EXERCISE BRIEF:
The listing must be reproduced in full, exactly as it stands.
--- Start ---
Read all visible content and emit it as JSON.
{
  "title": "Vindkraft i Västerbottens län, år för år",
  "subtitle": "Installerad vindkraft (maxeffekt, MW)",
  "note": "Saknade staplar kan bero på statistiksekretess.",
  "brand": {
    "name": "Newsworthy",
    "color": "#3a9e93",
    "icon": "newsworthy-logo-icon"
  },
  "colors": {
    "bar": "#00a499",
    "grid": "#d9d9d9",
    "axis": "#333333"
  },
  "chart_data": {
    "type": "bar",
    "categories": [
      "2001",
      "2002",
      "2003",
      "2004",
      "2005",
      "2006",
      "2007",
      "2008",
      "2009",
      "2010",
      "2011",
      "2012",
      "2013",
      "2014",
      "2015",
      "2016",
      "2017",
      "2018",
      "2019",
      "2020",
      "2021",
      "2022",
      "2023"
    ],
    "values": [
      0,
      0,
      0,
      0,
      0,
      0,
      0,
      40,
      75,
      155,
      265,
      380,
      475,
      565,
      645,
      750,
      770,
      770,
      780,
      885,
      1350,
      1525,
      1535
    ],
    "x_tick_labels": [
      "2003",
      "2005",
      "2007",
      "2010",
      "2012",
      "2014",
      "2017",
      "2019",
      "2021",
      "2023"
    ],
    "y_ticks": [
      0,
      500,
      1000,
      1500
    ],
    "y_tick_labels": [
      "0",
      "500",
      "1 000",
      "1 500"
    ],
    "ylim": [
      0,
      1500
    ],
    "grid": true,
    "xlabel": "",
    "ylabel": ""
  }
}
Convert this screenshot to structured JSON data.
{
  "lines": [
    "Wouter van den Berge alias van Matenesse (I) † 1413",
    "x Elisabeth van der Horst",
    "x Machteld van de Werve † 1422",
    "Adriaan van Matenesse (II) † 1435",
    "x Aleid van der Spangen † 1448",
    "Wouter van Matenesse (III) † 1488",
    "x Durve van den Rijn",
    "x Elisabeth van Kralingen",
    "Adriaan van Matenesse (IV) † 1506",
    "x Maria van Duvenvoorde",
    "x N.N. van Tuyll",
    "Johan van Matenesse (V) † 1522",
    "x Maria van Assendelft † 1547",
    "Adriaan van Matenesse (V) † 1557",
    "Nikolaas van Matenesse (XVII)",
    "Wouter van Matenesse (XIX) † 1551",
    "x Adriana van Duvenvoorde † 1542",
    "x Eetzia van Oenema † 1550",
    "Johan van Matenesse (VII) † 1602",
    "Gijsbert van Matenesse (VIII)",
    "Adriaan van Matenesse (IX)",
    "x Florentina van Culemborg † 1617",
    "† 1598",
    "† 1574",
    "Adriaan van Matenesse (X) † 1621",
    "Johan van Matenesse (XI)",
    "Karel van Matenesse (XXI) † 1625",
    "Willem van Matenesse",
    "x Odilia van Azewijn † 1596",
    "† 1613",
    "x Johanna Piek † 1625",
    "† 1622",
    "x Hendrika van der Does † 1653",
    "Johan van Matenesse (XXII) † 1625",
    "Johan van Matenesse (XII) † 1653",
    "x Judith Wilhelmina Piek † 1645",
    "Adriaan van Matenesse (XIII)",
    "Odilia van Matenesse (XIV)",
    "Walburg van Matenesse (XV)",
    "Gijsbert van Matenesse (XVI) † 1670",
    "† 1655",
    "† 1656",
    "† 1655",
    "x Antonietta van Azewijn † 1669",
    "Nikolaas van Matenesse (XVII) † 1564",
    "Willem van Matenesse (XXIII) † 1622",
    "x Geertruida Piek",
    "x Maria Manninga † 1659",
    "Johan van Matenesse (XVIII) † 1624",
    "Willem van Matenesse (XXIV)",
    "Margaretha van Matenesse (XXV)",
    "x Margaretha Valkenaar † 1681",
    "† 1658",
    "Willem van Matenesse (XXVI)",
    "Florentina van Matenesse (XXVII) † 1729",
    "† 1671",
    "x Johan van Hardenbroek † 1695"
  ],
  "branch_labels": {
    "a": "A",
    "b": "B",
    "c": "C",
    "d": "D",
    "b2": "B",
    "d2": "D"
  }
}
--- End ---
EXERCISE OUTPUT:
Read all visible content and emit it as JSON.
{
  "title": "Vindkraft i Västerbottens län, år för år",
  "subtitle": "Installerad vindkraft (maxeffekt, MW)",
  "note": "Saknade staplar kan bero på statistiksekretess.",
  "brand": {
    "name": "Newsworthy",
    "color": "#3a9e93",
    "icon": "newsworthy-logo-icon"
  },
  "colors": {
    "bar": "#00a499",
    "grid": "#d9d9d9",
    "axis": "#333333"
  },
  "chart_data": {
    "type": "bar",
    "categories": [
      "2001",
      "2002",
      "2003",
      "2004",
      "2005",
      "2006",
      "2007",
      "2008",
      "2009",
      "2010",
      "2011",
      "2012",
      "2013",
      "2014",
      "2015",
      "2016",
      "2017",
      "2018",
      "2019",
      "2020",
      "2021",
      "2022",
      "2023"
    ],
    "values": [
      0,
      0,
      0,
      0,
      0,
      0,
      0,
      40,
      75,
      155,
      265,
      380,
      475,
      565,
      645,
      750,
      770,
      770,
      780,
      885,
      1350,
      1525,
      1535
    ],
    "x_tick_labels": [
      "2003",
      "2005",
      "2007",
      "2010",
      "2012",
      "2014",
      "2017",
      "2019",
      "2021",
      "2023"
    ],
    "y_ticks": [
      0,
      500,
      1000,
      1500
    ],
    "y_tick_labels": [
      "0",
      "500",
      "1 000",
      "1 500"
    ],
    "ylim": [
      0,
      1500
    ],
    "grid": true,
    "xlabel": "",
    "ylabel": ""
  }
}
Convert this screenshot to structured JSON data.
{
  "lines": [
    "Wouter van den Berge alias van Matenesse (I) † 1413",
    "x Elisabeth van der Horst",
    "x Machteld van de Werve † 1422",
    "Adriaan van Matenesse (II) † 1435",
    "x Aleid van der Spangen † 1448",
    "Wouter van Matenesse (III) † 1488",
    "x Durve van den Rijn",
    "x Elisabeth van Kralingen",
    "Adriaan van Matenesse (IV) † 1506",
    "x Maria van Duvenvoorde",
    "x N.N. van Tuyll",
    "Johan van Matenesse (V) † 1522",
    "x Maria van Assendelft † 1547",
    "Adriaan van Matenesse (V) † 1557",
    "Nikolaas van Matenesse (XVII)",
    "Wouter van Matenesse (XIX) † 1551",
    "x Adriana van Duvenvoorde † 1542",
    "x Eetzia van Oenema † 1550",
    "Johan van Matenesse (VII) † 1602",
    "Gijsbert van Matenesse (VIII)",
    "Adriaan van Matenesse (IX)",
    "x Florentina van Culemborg † 1617",
    "† 1598",
    "† 1574",
    "Adriaan van Matenesse (X) † 1621",
    "Johan van Matenesse (XI)",
    "Karel van Matenesse (XXI) † 1625",
    "Willem van Matenesse",
    "x Odilia van Azewijn † 1596",
    "† 1613",
    "x Johanna Piek † 1625",
    "† 1622",
    "x Hendrika van der Does † 1653",
    "Johan van Matenesse (XXII) † 1625",
    "Johan van Matenesse (XII) † 1653",
    "x Judith Wilhelmina Piek † 1645",
    "Adriaan van Matenesse (XIII)",
    "Odilia van Matenesse (XIV)",
    "Walburg van Matenesse (XV)",
    "Gijsbert van Matenesse (XVI) † 1670",
    "† 1655",
    "† 1656",
    "† 1655",
    "x Antonietta van Azewijn † 1669",
    "Nikolaas van Matenesse (XVII) † 1564",
    "Willem van Matenesse (XXIII) † 1622",
    "x Geertruida Piek",
    "x Maria Manninga † 1659",
    "Johan van Matenesse (XVIII) † 1624",
    "Willem van Matenesse (XXIV)",
    "Margaretha van Matenesse (XXV)",
    "x Margaretha Valkenaar † 1681",
    "† 1658",
    "Willem van Matenesse (XXVI)",
    "Florentina van Matenesse (XXVII) † 1729",
    "† 1671",
    "x Johan van Hardenbroek † 1695"
  ],
  "branch_labels": {
    "a": "A",
    "b": "B",
    "c": "C",
    "d": "D",
    "b2": "B",
    "d2": "D"
  }
}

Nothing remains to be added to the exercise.